[Do this] Work out how many lines hold the string "erfolgsqualifizierten". Give that number and nothing more.

[Input for this task]
● ● ●

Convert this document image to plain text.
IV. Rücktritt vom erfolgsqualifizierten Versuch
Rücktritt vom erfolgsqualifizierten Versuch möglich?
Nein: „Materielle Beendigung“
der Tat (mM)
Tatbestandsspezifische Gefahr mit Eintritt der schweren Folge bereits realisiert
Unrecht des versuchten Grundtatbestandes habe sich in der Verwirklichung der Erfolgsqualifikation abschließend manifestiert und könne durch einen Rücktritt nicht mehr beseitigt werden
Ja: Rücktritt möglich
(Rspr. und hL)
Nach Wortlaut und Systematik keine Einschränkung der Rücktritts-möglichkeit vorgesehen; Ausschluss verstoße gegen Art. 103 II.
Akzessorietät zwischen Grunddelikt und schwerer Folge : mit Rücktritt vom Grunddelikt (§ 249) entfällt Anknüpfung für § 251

● ● ●

[Answer] 2